## start
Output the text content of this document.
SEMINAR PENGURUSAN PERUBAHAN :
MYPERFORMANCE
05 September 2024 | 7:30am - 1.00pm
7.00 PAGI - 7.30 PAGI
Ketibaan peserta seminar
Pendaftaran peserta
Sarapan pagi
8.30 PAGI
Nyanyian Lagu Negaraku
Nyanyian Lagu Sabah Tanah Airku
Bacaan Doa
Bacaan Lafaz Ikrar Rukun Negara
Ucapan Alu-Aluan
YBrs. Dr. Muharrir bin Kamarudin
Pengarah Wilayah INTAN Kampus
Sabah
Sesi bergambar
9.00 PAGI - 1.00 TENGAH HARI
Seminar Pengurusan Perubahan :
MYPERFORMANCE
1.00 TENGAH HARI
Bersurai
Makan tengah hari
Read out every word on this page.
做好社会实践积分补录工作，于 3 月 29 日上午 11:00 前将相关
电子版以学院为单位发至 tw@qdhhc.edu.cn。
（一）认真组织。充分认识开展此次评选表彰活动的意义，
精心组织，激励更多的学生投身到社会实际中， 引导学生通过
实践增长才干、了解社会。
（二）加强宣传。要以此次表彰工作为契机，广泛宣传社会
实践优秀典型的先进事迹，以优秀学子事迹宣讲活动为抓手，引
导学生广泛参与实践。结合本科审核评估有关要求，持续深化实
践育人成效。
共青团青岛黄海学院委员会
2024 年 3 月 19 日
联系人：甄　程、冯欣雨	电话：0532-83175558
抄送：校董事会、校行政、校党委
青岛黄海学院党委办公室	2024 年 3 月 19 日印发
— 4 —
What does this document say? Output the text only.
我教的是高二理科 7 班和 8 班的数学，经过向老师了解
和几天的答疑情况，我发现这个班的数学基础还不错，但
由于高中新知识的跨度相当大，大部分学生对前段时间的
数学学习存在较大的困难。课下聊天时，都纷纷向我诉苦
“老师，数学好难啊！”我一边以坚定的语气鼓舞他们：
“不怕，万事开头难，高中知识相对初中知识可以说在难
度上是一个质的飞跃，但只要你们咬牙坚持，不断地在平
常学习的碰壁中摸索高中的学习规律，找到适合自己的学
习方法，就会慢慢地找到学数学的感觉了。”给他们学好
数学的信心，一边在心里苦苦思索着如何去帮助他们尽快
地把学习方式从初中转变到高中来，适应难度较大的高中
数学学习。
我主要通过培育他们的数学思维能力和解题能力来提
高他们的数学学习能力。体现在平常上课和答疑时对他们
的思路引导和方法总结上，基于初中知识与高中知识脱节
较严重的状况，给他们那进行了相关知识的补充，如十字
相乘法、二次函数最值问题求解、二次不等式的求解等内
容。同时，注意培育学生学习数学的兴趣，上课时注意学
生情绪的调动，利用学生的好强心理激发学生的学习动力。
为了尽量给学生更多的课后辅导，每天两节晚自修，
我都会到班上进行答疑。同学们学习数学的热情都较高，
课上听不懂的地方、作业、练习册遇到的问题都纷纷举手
## end
__JOB__
Extract, exactly as they appear, the lines from the one containing "What does this" through the final line.

__RESULT OF THIS TASK__
What does this document say? Output the text only.
我教的是高二理科 7 班和 8 班的数学，经过向老师了解
和几天的答疑情况，我发现这个班的数学基础还不错，但
由于高中新知识的跨度相当大，大部分学生对前段时间的
数学学习存在较大的困难。课下聊天时，都纷纷向我诉苦
“老师，数学好难啊！”我一边以坚定的语气鼓舞他们：
“不怕，万事开头难，高中知识相对初中知识可以说在难
度上是一个质的飞跃，但只要你们咬牙坚持，不断地在平
常学习的碰壁中摸索高中的学习规律，找到适合自己的学
习方法，就会慢慢地找到学数学的感觉了。”给他们学好
数学的信心，一边在心里苦苦思索着如何去帮助他们尽快
地把学习方式从初中转变到高中来，适应难度较大的高中
数学学习。
我主要通过培育他们的数学思维能力和解题能力来提
高他们的数学学习能力。体现在平常上课和答疑时对他们
的思路引导和方法总结上，基于初中知识与高中知识脱节
较严重的状况，给他们那进行了相关知识的补充，如十字
相乘法、二次函数最值问题求解、二次不等式的求解等内
容。同时，注意培育学生学习数学的兴趣，上课时注意学
生情绪的调动，利用学生的好强心理激发学生的学习动力。
为了尽量给学生更多的课后辅导，每天两节晚自修，
我都会到班上进行答疑。同学们学习数学的热情都较高，
课上听不懂的地方、作业、练习册遇到的问题都纷纷举手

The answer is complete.